(Data excerpts)
_ _ _ _ _ _ _
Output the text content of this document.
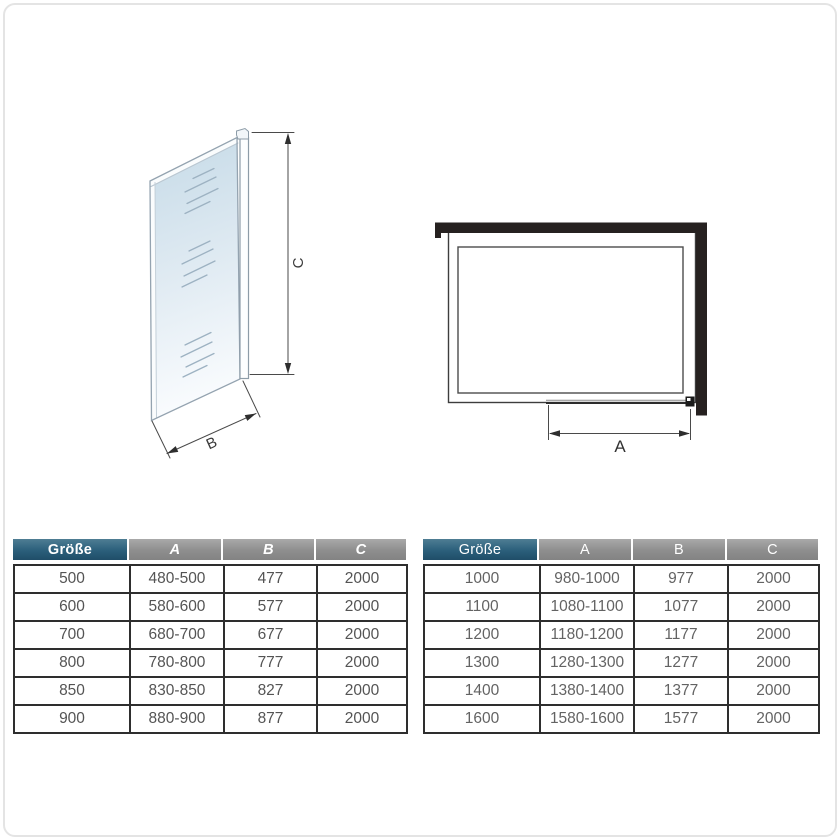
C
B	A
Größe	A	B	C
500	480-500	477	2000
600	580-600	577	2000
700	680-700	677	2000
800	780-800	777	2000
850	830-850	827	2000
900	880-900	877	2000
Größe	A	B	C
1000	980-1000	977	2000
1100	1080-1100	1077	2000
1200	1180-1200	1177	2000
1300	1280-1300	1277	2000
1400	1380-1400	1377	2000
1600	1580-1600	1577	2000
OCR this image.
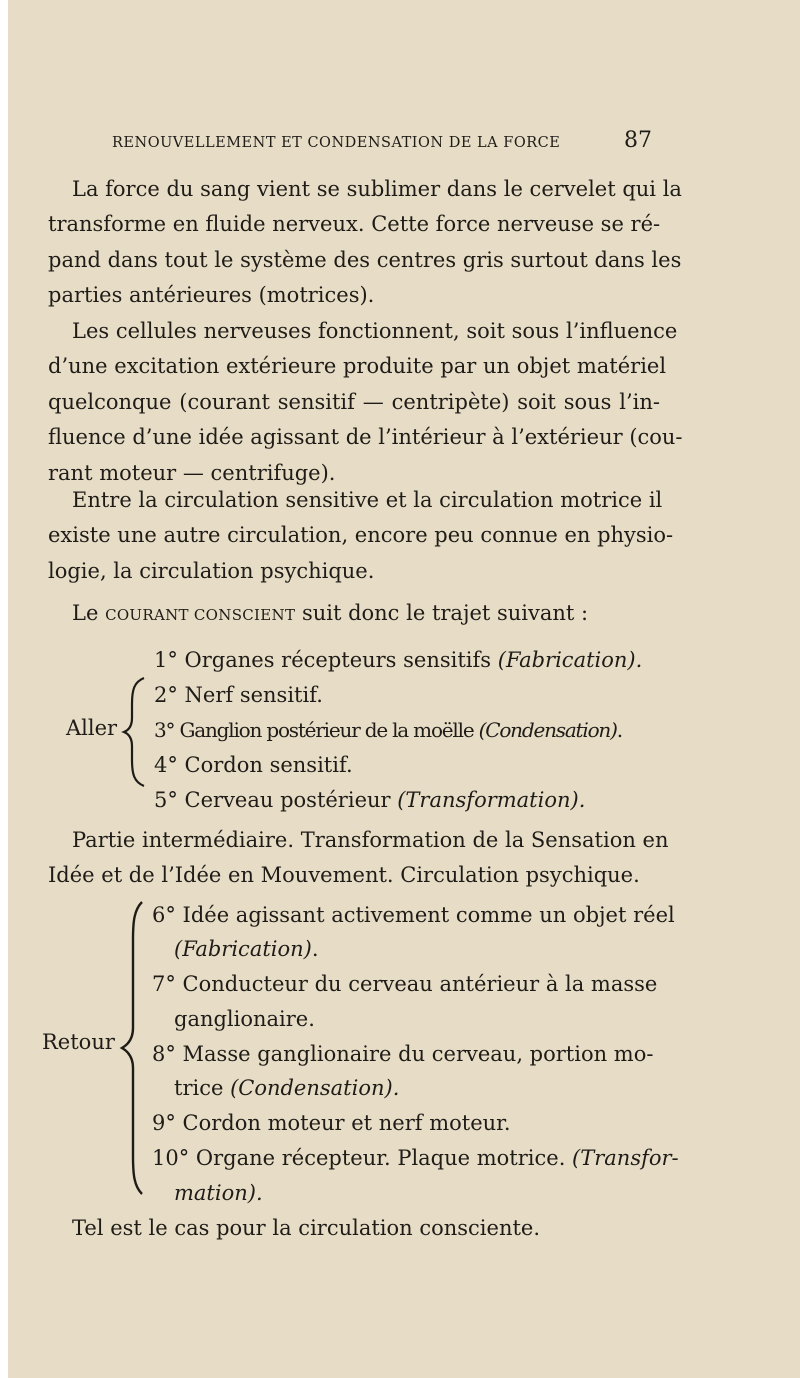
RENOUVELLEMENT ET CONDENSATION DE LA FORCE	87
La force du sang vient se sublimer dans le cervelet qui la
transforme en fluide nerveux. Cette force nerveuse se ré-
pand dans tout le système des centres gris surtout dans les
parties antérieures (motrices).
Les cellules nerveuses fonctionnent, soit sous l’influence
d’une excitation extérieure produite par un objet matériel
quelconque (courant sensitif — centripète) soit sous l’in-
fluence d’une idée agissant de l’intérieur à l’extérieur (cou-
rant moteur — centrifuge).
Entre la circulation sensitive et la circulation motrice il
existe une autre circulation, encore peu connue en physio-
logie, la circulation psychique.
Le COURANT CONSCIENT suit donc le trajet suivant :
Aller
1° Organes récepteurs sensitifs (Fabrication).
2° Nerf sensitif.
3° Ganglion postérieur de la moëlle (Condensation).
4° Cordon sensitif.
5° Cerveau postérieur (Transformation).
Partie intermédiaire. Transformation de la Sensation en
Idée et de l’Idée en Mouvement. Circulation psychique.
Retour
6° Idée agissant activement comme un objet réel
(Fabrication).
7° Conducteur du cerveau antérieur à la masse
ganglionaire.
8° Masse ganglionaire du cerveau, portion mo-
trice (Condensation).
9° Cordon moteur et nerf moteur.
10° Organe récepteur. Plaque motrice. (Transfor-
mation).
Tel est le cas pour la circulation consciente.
_ _ _ _ _ _ _
*PROBLEM REQUIREMENTS*. Exclude all images and restate the records above word for word.

*RIGHT ANSWER*.
Output the text content of this document.
C
B	A
Größe	A	B	C
500	480-500	477	2000
600	580-600	577	2000
700	680-700	677	2000
800	780-800	777	2000
850	830-850	827	2000
900	880-900	877	2000
Größe	A	B	C
1000	980-1000	977	2000
1100	1080-1100	1077	2000
1200	1180-1200	1177	2000
1300	1280-1300	1277	2000
1400	1380-1400	1377	2000
1600	1580-1600	1577	2000
OCR this image.
RENOUVELLEMENT ET CONDENSATION DE LA FORCE	87
La force du sang vient se sublimer dans le cervelet qui la
transforme en fluide nerveux. Cette force nerveuse se ré-
pand dans tout le système des centres gris surtout dans les
parties antérieures (motrices).
Les cellules nerveuses fonctionnent, soit sous l’influence
d’une excitation extérieure produite par un objet matériel
quelconque (courant sensitif — centripète) soit sous l’in-
fluence d’une idée agissant de l’intérieur à l’extérieur (cou-
rant moteur — centrifuge).
Entre la circulation sensitive et la circulation motrice il
existe une autre circulation, encore peu connue en physio-
logie, la circulation psychique.
Le COURANT CONSCIENT suit donc le trajet suivant :
Aller
1° Organes récepteurs sensitifs (Fabrication).
2° Nerf sensitif.
3° Ganglion postérieur de la moëlle (Condensation).
4° Cordon sensitif.
5° Cerveau postérieur (Transformation).
Partie intermédiaire. Transformation de la Sensation en
Idée et de l’Idée en Mouvement. Circulation psychique.
Retour
6° Idée agissant activement comme un objet réel
(Fabrication).
7° Conducteur du cerveau antérieur à la masse
ganglionaire.
8° Masse ganglionaire du cerveau, portion mo-
trice (Condensation).
9° Cordon moteur et nerf moteur.
10° Organe récepteur. Plaque motrice. (Transfor-
mation).
Tel est le cas pour la circulation consciente.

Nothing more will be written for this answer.